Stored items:
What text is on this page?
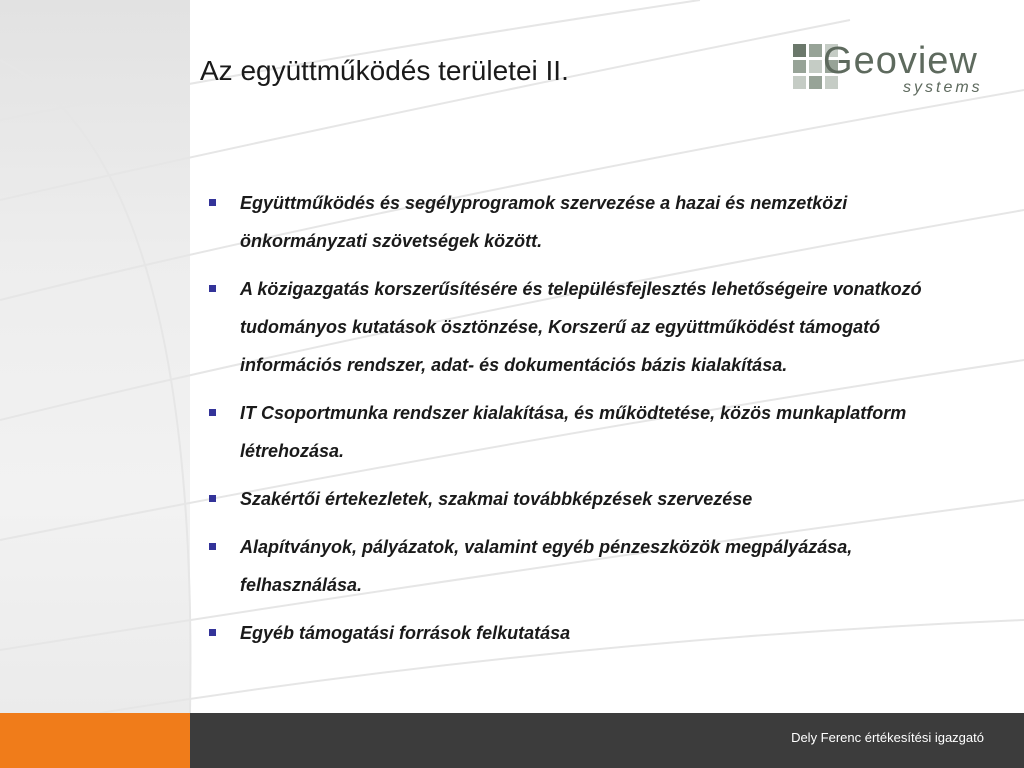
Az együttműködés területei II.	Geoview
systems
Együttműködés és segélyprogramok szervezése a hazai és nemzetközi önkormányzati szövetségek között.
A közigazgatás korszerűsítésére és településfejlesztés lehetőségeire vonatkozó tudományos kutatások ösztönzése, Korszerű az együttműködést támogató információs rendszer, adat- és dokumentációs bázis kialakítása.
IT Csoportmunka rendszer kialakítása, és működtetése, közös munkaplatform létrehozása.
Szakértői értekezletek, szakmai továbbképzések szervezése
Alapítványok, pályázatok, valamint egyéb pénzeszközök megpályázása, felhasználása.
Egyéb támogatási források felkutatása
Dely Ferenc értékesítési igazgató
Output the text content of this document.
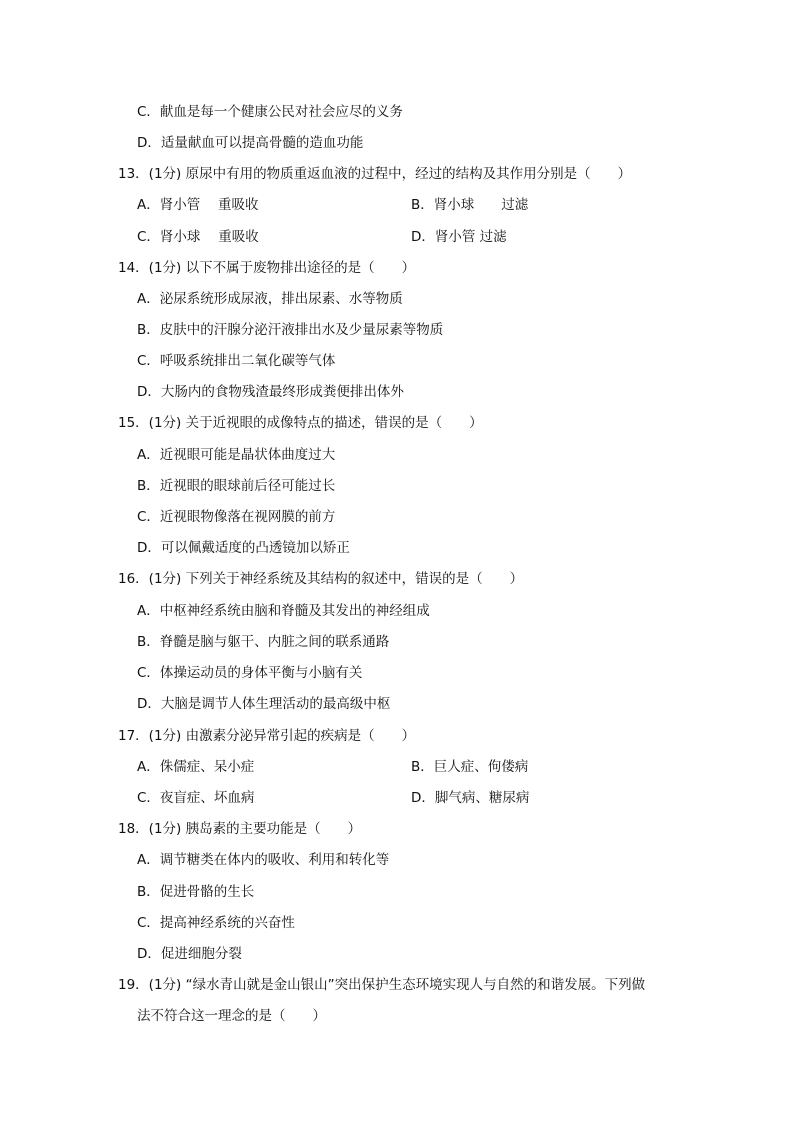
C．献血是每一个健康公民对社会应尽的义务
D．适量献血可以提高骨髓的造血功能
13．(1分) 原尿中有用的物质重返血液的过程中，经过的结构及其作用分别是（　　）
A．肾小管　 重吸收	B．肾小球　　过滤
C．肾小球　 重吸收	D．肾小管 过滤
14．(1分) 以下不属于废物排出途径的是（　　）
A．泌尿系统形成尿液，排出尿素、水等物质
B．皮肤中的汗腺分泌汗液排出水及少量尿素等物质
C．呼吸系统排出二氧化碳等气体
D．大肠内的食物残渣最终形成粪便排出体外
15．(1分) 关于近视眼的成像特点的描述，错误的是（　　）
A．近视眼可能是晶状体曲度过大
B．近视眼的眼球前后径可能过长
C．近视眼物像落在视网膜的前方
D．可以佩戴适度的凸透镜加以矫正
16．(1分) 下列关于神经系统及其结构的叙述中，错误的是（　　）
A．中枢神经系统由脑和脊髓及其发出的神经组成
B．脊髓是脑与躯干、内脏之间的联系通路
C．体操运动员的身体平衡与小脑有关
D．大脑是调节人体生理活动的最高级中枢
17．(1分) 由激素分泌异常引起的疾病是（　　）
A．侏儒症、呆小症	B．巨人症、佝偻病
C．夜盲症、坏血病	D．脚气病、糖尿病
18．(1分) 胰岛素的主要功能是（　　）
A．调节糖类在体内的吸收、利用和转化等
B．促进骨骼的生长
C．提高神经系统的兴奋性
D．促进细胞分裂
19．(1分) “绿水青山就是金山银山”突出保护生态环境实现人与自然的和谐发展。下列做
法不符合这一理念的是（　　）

> **Aim**
All of the material above is to be copied exactly, except for its images.

> **Answer to this task**
What text is on this page?
Az együttműködés területei II.	Geoview
systems
Együttműködés és segélyprogramok szervezése a hazai és nemzetközi önkormányzati szövetségek között.
A közigazgatás korszerűsítésére és településfejlesztés lehetőségeire vonatkozó tudományos kutatások ösztönzése, Korszerű az együttműködést támogató információs rendszer, adat- és dokumentációs bázis kialakítása.
IT Csoportmunka rendszer kialakítása, és működtetése, közös munkaplatform létrehozása.
Szakértői értekezletek, szakmai továbbképzések szervezése
Alapítványok, pályázatok, valamint egyéb pénzeszközök megpályázása, felhasználása.
Egyéb támogatási források felkutatása
Dely Ferenc értékesítési igazgató
Output the text content of this document.
C．献血是每一个健康公民对社会应尽的义务
D．适量献血可以提高骨髓的造血功能
13．(1分) 原尿中有用的物质重返血液的过程中，经过的结构及其作用分别是（　　）
A．肾小管　 重吸收	B．肾小球　　过滤
C．肾小球　 重吸收	D．肾小管 过滤
14．(1分) 以下不属于废物排出途径的是（　　）
A．泌尿系统形成尿液，排出尿素、水等物质
B．皮肤中的汗腺分泌汗液排出水及少量尿素等物质
C．呼吸系统排出二氧化碳等气体
D．大肠内的食物残渣最终形成粪便排出体外
15．(1分) 关于近视眼的成像特点的描述，错误的是（　　）
A．近视眼可能是晶状体曲度过大
B．近视眼的眼球前后径可能过长
C．近视眼物像落在视网膜的前方
D．可以佩戴适度的凸透镜加以矫正
16．(1分) 下列关于神经系统及其结构的叙述中，错误的是（　　）
A．中枢神经系统由脑和脊髓及其发出的神经组成
B．脊髓是脑与躯干、内脏之间的联系通路
C．体操运动员的身体平衡与小脑有关
D．大脑是调节人体生理活动的最高级中枢
17．(1分) 由激素分泌异常引起的疾病是（　　）
A．侏儒症、呆小症	B．巨人症、佝偻病
C．夜盲症、坏血病	D．脚气病、糖尿病
18．(1分) 胰岛素的主要功能是（　　）
A．调节糖类在体内的吸收、利用和转化等
B．促进骨骼的生长
C．提高神经系统的兴奋性
D．促进细胞分裂
19．(1分) “绿水青山就是金山银山”突出保护生态环境实现人与自然的和谐发展。下列做
法不符合这一理念的是（　　）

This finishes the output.